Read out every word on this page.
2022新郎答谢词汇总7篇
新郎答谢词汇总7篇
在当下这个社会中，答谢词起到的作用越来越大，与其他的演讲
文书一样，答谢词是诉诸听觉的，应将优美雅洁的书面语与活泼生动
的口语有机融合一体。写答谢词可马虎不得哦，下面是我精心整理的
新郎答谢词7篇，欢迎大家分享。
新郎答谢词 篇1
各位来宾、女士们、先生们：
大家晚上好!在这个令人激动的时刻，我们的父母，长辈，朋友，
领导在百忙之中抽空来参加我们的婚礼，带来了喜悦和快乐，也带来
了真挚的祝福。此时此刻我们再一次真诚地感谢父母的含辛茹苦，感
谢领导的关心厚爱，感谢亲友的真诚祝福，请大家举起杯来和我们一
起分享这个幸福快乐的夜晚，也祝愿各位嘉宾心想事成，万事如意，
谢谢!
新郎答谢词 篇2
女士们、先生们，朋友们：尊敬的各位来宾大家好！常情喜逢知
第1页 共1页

++++++++++

■ **Set exercise**
Could you transcribe the records in full, exactly?

■ **Solution to the problem**
Read out every word on this page.
2022新郎答谢词汇总7篇
新郎答谢词汇总7篇
在当下这个社会中，答谢词起到的作用越来越大，与其他的演讲
文书一样，答谢词是诉诸听觉的，应将优美雅洁的书面语与活泼生动
的口语有机融合一体。写答谢词可马虎不得哦，下面是我精心整理的
新郎答谢词7篇，欢迎大家分享。
新郎答谢词 篇1
各位来宾、女士们、先生们：
大家晚上好!在这个令人激动的时刻，我们的父母，长辈，朋友，
领导在百忙之中抽空来参加我们的婚礼，带来了喜悦和快乐，也带来
了真挚的祝福。此时此刻我们再一次真诚地感谢父母的含辛茹苦，感
谢领导的关心厚爱，感谢亲友的真诚祝福，请大家举起杯来和我们一
起分享这个幸福快乐的夜晚，也祝愿各位嘉宾心想事成，万事如意，
谢谢!
新郎答谢词 篇2
女士们、先生们，朋友们：尊敬的各位来宾大家好！常情喜逢知
第1页 共1页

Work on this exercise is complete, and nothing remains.